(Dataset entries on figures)
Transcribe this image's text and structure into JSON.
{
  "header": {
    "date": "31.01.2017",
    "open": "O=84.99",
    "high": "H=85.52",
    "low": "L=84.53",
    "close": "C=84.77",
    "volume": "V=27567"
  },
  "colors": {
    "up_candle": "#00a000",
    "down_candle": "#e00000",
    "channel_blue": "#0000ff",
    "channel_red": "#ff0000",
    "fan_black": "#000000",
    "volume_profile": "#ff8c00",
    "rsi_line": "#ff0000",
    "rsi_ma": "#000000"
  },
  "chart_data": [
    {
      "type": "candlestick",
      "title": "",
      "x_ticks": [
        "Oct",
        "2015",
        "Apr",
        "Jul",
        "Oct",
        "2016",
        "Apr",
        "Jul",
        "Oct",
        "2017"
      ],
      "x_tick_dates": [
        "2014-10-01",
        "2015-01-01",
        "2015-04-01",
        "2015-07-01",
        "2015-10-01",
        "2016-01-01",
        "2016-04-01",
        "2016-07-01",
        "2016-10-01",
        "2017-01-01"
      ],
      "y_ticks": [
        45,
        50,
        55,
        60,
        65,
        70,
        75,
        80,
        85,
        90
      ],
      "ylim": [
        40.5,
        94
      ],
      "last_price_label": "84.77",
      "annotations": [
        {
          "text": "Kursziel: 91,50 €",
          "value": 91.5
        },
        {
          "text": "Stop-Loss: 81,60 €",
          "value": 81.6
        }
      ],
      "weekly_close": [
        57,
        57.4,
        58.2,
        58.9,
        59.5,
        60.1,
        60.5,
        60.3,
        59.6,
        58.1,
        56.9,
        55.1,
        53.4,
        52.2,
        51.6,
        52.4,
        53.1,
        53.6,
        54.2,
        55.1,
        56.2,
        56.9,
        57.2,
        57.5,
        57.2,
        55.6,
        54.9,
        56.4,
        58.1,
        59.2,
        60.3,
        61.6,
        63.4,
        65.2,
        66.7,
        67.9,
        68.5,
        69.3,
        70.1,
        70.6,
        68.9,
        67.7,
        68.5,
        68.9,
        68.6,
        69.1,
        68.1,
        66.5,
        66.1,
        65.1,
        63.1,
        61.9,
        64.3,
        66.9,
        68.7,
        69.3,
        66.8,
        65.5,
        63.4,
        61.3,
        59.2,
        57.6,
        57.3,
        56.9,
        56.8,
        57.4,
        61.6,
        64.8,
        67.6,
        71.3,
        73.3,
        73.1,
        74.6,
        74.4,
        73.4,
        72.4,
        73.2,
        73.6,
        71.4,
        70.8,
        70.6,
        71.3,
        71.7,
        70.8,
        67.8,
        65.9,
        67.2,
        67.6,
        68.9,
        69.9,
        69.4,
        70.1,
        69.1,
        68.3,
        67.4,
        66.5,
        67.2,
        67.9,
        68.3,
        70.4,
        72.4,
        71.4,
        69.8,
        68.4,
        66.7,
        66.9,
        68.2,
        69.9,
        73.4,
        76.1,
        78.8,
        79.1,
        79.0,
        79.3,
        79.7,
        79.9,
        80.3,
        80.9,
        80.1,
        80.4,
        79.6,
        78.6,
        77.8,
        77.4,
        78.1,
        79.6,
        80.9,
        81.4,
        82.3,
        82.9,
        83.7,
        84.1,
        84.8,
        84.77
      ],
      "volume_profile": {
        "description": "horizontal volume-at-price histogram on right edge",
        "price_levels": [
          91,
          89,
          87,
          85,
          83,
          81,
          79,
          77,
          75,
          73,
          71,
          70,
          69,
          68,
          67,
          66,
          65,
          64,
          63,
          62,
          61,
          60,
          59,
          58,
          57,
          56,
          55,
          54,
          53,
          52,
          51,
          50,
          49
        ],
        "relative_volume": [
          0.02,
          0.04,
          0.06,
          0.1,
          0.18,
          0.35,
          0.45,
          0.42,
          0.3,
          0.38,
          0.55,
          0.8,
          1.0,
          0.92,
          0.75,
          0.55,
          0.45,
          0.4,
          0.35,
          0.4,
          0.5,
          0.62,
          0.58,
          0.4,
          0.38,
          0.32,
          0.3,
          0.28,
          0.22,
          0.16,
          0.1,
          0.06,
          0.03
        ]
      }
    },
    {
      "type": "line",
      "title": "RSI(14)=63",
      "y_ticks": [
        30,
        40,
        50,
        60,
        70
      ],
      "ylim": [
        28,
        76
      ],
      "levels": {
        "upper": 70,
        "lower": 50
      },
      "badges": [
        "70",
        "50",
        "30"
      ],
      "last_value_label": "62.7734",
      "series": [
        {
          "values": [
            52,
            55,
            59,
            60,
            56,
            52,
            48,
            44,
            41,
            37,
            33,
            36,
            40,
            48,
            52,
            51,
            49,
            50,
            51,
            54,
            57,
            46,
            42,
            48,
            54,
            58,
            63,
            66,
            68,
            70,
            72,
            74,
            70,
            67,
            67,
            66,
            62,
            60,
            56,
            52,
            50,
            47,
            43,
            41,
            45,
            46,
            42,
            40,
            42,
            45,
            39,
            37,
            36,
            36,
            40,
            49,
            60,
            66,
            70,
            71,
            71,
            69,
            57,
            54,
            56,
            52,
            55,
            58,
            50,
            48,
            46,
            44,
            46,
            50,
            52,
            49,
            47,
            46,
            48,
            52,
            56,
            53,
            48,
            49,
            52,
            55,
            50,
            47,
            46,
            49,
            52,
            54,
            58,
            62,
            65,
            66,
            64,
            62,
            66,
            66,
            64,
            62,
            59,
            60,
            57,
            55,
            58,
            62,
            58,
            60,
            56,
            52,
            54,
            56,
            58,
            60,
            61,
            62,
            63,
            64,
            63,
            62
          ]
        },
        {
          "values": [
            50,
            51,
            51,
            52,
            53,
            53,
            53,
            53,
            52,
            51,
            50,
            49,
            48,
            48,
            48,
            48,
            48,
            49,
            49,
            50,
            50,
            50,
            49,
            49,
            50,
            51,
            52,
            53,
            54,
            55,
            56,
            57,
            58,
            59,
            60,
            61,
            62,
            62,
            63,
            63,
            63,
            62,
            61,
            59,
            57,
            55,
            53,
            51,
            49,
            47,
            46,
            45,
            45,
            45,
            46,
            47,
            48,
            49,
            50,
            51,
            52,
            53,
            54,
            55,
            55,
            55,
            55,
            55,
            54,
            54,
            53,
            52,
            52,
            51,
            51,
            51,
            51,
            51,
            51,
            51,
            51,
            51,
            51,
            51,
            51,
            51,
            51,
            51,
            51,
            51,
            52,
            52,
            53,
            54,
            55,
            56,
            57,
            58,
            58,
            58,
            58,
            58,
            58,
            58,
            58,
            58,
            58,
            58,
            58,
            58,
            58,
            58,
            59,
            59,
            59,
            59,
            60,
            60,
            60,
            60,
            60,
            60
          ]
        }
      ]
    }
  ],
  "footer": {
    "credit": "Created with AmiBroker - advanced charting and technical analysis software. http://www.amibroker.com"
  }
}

Given instruction → Take the entries above and copy them out exactly.

The solution →
Transcribe this image's text and structure into JSON.
{
  "header": {
    "date": "31.01.2017",
    "open": "O=84.99",
    "high": "H=85.52",
    "low": "L=84.53",
    "close": "C=84.77",
    "volume": "V=27567"
  },
  "colors": {
    "up_candle": "#00a000",
    "down_candle": "#e00000",
    "channel_blue": "#0000ff",
    "channel_red": "#ff0000",
    "fan_black": "#000000",
    "volume_profile": "#ff8c00",
    "rsi_line": "#ff0000",
    "rsi_ma": "#000000"
  },
  "chart_data": [
    {
      "type": "candlestick",
      "title": "",
      "x_ticks": [
        "Oct",
        "2015",
        "Apr",
        "Jul",
        "Oct",
        "2016",
        "Apr",
        "Jul",
        "Oct",
        "2017"
      ],
      "x_tick_dates": [
        "2014-10-01",
        "2015-01-01",
        "2015-04-01",
        "2015-07-01",
        "2015-10-01",
        "2016-01-01",
        "2016-04-01",
        "2016-07-01",
        "2016-10-01",
        "2017-01-01"
      ],
      "y_ticks": [
        45,
        50,
        55,
        60,
        65,
        70,
        75,
        80,
        85,
        90
      ],
      "ylim": [
        40.5,
        94
      ],
      "last_price_label": "84.77",
      "annotations": [
        {
          "text": "Kursziel: 91,50 €",
          "value": 91.5
        },
        {
          "text": "Stop-Loss: 81,60 €",
          "value": 81.6
        }
      ],
      "weekly_close": [
        57,
        57.4,
        58.2,
        58.9,
        59.5,
        60.1,
        60.5,
        60.3,
        59.6,
        58.1,
        56.9,
        55.1,
        53.4,
        52.2,
        51.6,
        52.4,
        53.1,
        53.6,
        54.2,
        55.1,
        56.2,
        56.9,
        57.2,
        57.5,
        57.2,
        55.6,
        54.9,
        56.4,
        58.1,
        59.2,
        60.3,
        61.6,
        63.4,
        65.2,
        66.7,
        67.9,
        68.5,
        69.3,
        70.1,
        70.6,
        68.9,
        67.7,
        68.5,
        68.9,
        68.6,
        69.1,
        68.1,
        66.5,
        66.1,
        65.1,
        63.1,
        61.9,
        64.3,
        66.9,
        68.7,
        69.3,
        66.8,
        65.5,
        63.4,
        61.3,
        59.2,
        57.6,
        57.3,
        56.9,
        56.8,
        57.4,
        61.6,
        64.8,
        67.6,
        71.3,
        73.3,
        73.1,
        74.6,
        74.4,
        73.4,
        72.4,
        73.2,
        73.6,
        71.4,
        70.8,
        70.6,
        71.3,
        71.7,
        70.8,
        67.8,
        65.9,
        67.2,
        67.6,
        68.9,
        69.9,
        69.4,
        70.1,
        69.1,
        68.3,
        67.4,
        66.5,
        67.2,
        67.9,
        68.3,
        70.4,
        72.4,
        71.4,
        69.8,
        68.4,
        66.7,
        66.9,
        68.2,
        69.9,
        73.4,
        76.1,
        78.8,
        79.1,
        79.0,
        79.3,
        79.7,
        79.9,
        80.3,
        80.9,
        80.1,
        80.4,
        79.6,
        78.6,
        77.8,
        77.4,
        78.1,
        79.6,
        80.9,
        81.4,
        82.3,
        82.9,
        83.7,
        84.1,
        84.8,
        84.77
      ],
      "volume_profile": {
        "description": "horizontal volume-at-price histogram on right edge",
        "price_levels": [
          91,
          89,
          87,
          85,
          83,
          81,
          79,
          77,
          75,
          73,
          71,
          70,
          69,
          68,
          67,
          66,
          65,
          64,
          63,
          62,
          61,
          60,
          59,
          58,
          57,
          56,
          55,
          54,
          53,
          52,
          51,
          50,
          49
        ],
        "relative_volume": [
          0.02,
          0.04,
          0.06,
          0.1,
          0.18,
          0.35,
          0.45,
          0.42,
          0.3,
          0.38,
          0.55,
          0.8,
          1.0,
          0.92,
          0.75,
          0.55,
          0.45,
          0.4,
          0.35,
          0.4,
          0.5,
          0.62,
          0.58,
          0.4,
          0.38,
          0.32,
          0.3,
          0.28,
          0.22,
          0.16,
          0.1,
          0.06,
          0.03
        ]
      }
    },
    {
      "type": "line",
      "title": "RSI(14)=63",
      "y_ticks": [
        30,
        40,
        50,
        60,
        70
      ],
      "ylim": [
        28,
        76
      ],
      "levels": {
        "upper": 70,
        "lower": 50
      },
      "badges": [
        "70",
        "50",
        "30"
      ],
      "last_value_label": "62.7734",
      "series": [
        {
          "values": [
            52,
            55,
            59,
            60,
            56,
            52,
            48,
            44,
            41,
            37,
            33,
            36,
            40,
            48,
            52,
            51,
            49,
            50,
            51,
            54,
            57,
            46,
            42,
            48,
            54,
            58,
            63,
            66,
            68,
            70,
            72,
            74,
            70,
            67,
            67,
            66,
            62,
            60,
            56,
            52,
            50,
            47,
            43,
            41,
            45,
            46,
            42,
            40,
            42,
            45,
            39,
            37,
            36,
            36,
            40,
            49,
            60,
            66,
            70,
            71,
            71,
            69,
            57,
            54,
            56,
            52,
            55,
            58,
            50,
            48,
            46,
            44,
            46,
            50,
            52,
            49,
            47,
            46,
            48,
            52,
            56,
            53,
            48,
            49,
            52,
            55,
            50,
            47,
            46,
            49,
            52,
            54,
            58,
            62,
            65,
            66,
            64,
            62,
            66,
            66,
            64,
            62,
            59,
            60,
            57,
            55,
            58,
            62,
            58,
            60,
            56,
            52,
            54,
            56,
            58,
            60,
            61,
            62,
            63,
            64,
            63,
            62
          ]
        },
        {
          "values": [
            50,
            51,
            51,
            52,
            53,
            53,
            53,
            53,
            52,
            51,
            50,
            49,
            48,
            48,
            48,
            48,
            48,
            49,
            49,
            50,
            50,
            50,
            49,
            49,
            50,
            51,
            52,
            53,
            54,
            55,
            56,
            57,
            58,
            59,
            60,
            61,
            62,
            62,
            63,
            63,
            63,
            62,
            61,
            59,
            57,
            55,
            53,
            51,
            49,
            47,
            46,
            45,
            45,
            45,
            46,
            47,
            48,
            49,
            50,
            51,
            52,
            53,
            54,
            55,
            55,
            55,
            55,
            55,
            54,
            54,
            53,
            52,
            52,
            51,
            51,
            51,
            51,
            51,
            51,
            51,
            51,
            51,
            51,
            51,
            51,
            51,
            51,
            51,
            51,
            51,
            52,
            52,
            53,
            54,
            55,
            56,
            57,
            58,
            58,
            58,
            58,
            58,
            58,
            58,
            58,
            58,
            58,
            58,
            58,
            58,
            58,
            58,
            59,
            59,
            59,
            59,
            60,
            60,
            60,
            60,
            60,
            60
          ]
        }
      ]
    }
  ],
  "footer": {
    "credit": "Created with AmiBroker - advanced charting and technical analysis software. http://www.amibroker.com"
  }
}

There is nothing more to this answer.